Transcribe the material verbatim in full; the pictures do not belong in the copy.
+ + + + + + +
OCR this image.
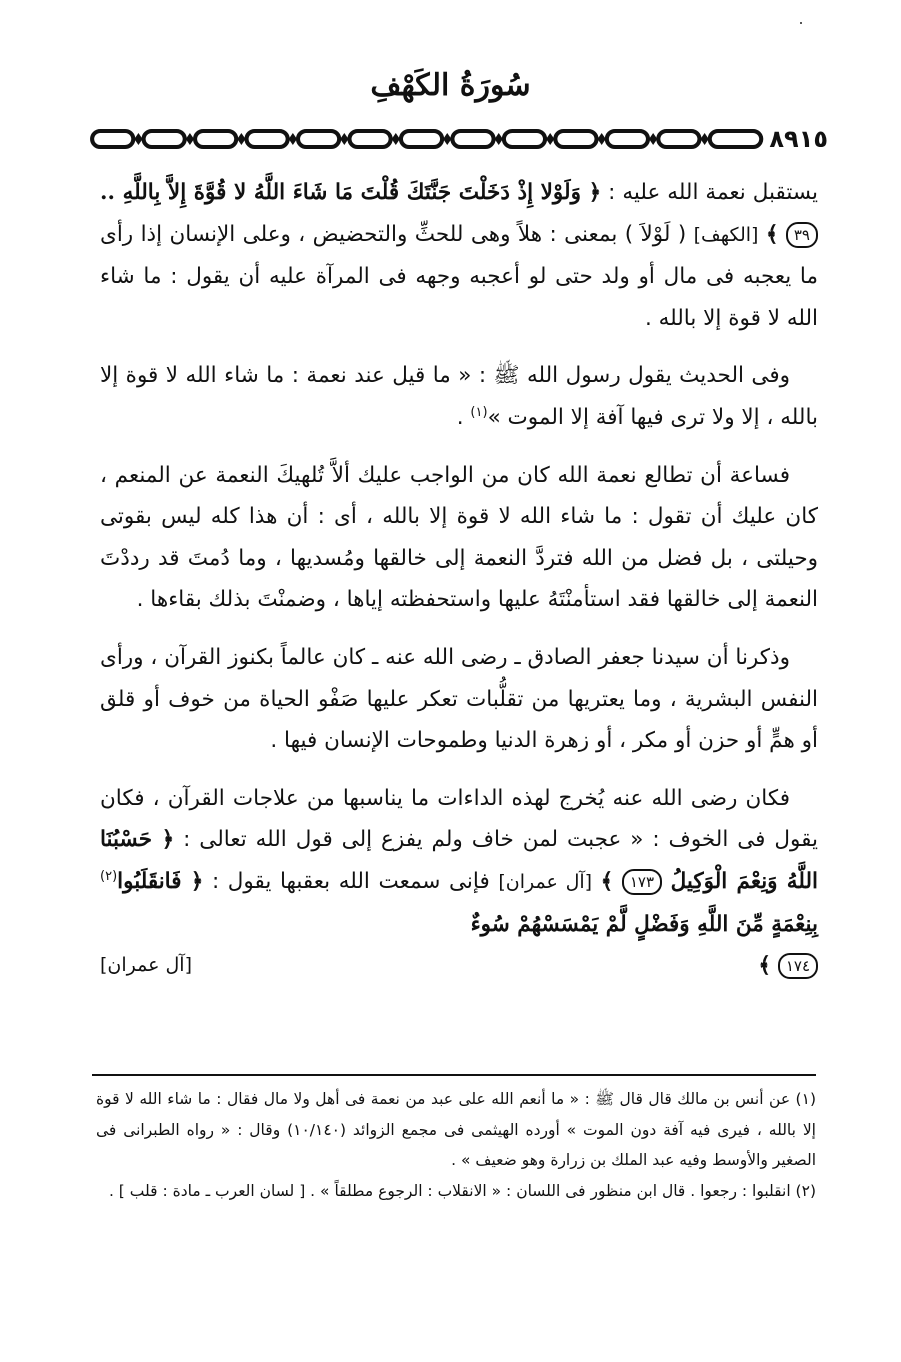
سُورَةُ الكَهْفِ
٨٩١٥

يستقبل نعمة الله عليه : ﴿ وَلَوْلا إِذْ دَخَلْتَ جَنَّتَكَ قُلْتَ مَا شَاءَ اللَّهُ لا قُوَّةَ إِلاَّ بِاللَّهِ .. ٣٩ ﴾ [الكهف] ( لَوْلاَ ) بمعنى : هلاً وهى للحثِّ والتحضيض ، وعلى الإنسان إذا رأى ما يعجبه فى مال أو ولد حتى لو أعجبه وجهه فى المرآة عليه أن يقول : ما شاء الله لا قوة إلا بالله .

وفى الحديث يقول رسول الله ﷺ : « ما قيل عند نعمة : ما شاء الله لا قوة إلا بالله ، إلا ولا ترى فيها آفة إلا الموت »$^{(١)}$ .

فساعة أن تطالع نعمة الله كان من الواجب عليك ألاَّ تُلهيكَ النعمة عن المنعم ، كان عليك أن تقول : ما شاء الله لا قوة إلا بالله ، أى : أن هذا كله ليس بقوتى وحيلتى ، بل فضل من الله فتردَّ النعمة إلى خالقها ومُسديها ، وما دُمتَ قد رددْتَ النعمة إلى خالقها فقد استأمنْتَهُ عليها واستحفظته إياها ، وضمنْتَ بذلك بقاءها .

وذكرنا أن سيدنا جعفر الصادق ـ رضى الله عنه ـ كان عالماً بكنوز القرآن ، ورأى النفس البشرية ، وما يعتريها من تقلُّبات تعكر عليها صَفْو الحياة من خوف أو قلق أو همٍّ أو حزن أو مكر ، أو زهرة الدنيا وطموحات الإنسان فيها .

فكان رضى الله عنه يُخرج لهذه الداءات ما يناسبها من علاجات القرآن ، فكان يقول فى الخوف : « عجبت لمن خاف ولم يفزع إلى قول الله تعالى : ﴿ حَسْبُنَا اللَّهُ وَنِعْمَ الْوَكِيلُ ١٧٣ ﴾ [آل عمران] فإنى سمعت الله بعقبها يقول : ﴿ فَانقَلَبُوا$^{(٢)}$ بِنِعْمَةٍ مِّنَ اللَّهِ وَفَضْلٍ لَّمْ يَمْسَسْهُمْ سُوءٌ
١٧٤ ﴾
[آل عمران]

(١) عن أنس بن مالك قال قال ﷺ : « ما أنعم الله على عبد من نعمة فى أهل ولا مال فقال : ما شاء الله لا قوة إلا بالله ، فيرى فيه آفة دون الموت » أورده الهيثمى فى مجمع الزوائد (١٠/١٤٠) وقال : « رواه الطبرانى فى الصغير والأوسط وفيه عبد الملك بن زرارة وهو ضعيف » .

(٢) انقلبوا : رجعوا . قال ابن منظور فى اللسان : « الانقلاب : الرجوع مطلقاً » . [ لسان العرب ـ مادة : قلب ] .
+ + + + + + +
Task output:
OCR this image.
سُورَةُ الكَهْفِ
٨٩١٥

يستقبل نعمة الله عليه : ﴿ وَلَوْلا إِذْ دَخَلْتَ جَنَّتَكَ قُلْتَ مَا شَاءَ اللَّهُ لا قُوَّةَ إِلاَّ بِاللَّهِ .. ٣٩ ﴾ [الكهف] ( لَوْلاَ ) بمعنى : هلاً وهى للحثِّ والتحضيض ، وعلى الإنسان إذا رأى ما يعجبه فى مال أو ولد حتى لو أعجبه وجهه فى المرآة عليه أن يقول : ما شاء الله لا قوة إلا بالله .

وفى الحديث يقول رسول الله ﷺ : « ما قيل عند نعمة : ما شاء الله لا قوة إلا بالله ، إلا ولا ترى فيها آفة إلا الموت »$^{(١)}$ .

فساعة أن تطالع نعمة الله كان من الواجب عليك ألاَّ تُلهيكَ النعمة عن المنعم ، كان عليك أن تقول : ما شاء الله لا قوة إلا بالله ، أى : أن هذا كله ليس بقوتى وحيلتى ، بل فضل من الله فتردَّ النعمة إلى خالقها ومُسديها ، وما دُمتَ قد رددْتَ النعمة إلى خالقها فقد استأمنْتَهُ عليها واستحفظته إياها ، وضمنْتَ بذلك بقاءها .

وذكرنا أن سيدنا جعفر الصادق ـ رضى الله عنه ـ كان عالماً بكنوز القرآن ، ورأى النفس البشرية ، وما يعتريها من تقلُّبات تعكر عليها صَفْو الحياة من خوف أو قلق أو همٍّ أو حزن أو مكر ، أو زهرة الدنيا وطموحات الإنسان فيها .

فكان رضى الله عنه يُخرج لهذه الداءات ما يناسبها من علاجات القرآن ، فكان يقول فى الخوف : « عجبت لمن خاف ولم يفزع إلى قول الله تعالى : ﴿ حَسْبُنَا اللَّهُ وَنِعْمَ الْوَكِيلُ ١٧٣ ﴾ [آل عمران] فإنى سمعت الله بعقبها يقول : ﴿ فَانقَلَبُوا$^{(٢)}$ بِنِعْمَةٍ مِّنَ اللَّهِ وَفَضْلٍ لَّمْ يَمْسَسْهُمْ سُوءٌ
١٧٤ ﴾
[آل عمران]

(١) عن أنس بن مالك قال قال ﷺ : « ما أنعم الله على عبد من نعمة فى أهل ولا مال فقال : ما شاء الله لا قوة إلا بالله ، فيرى فيه آفة دون الموت » أورده الهيثمى فى مجمع الزوائد (١٠/١٤٠) وقال : « رواه الطبرانى فى الصغير والأوسط وفيه عبد الملك بن زرارة وهو ضعيف » .

(٢) انقلبوا : رجعوا . قال ابن منظور فى اللسان : « الانقلاب : الرجوع مطلقاً » . [ لسان العرب ـ مادة : قلب ] .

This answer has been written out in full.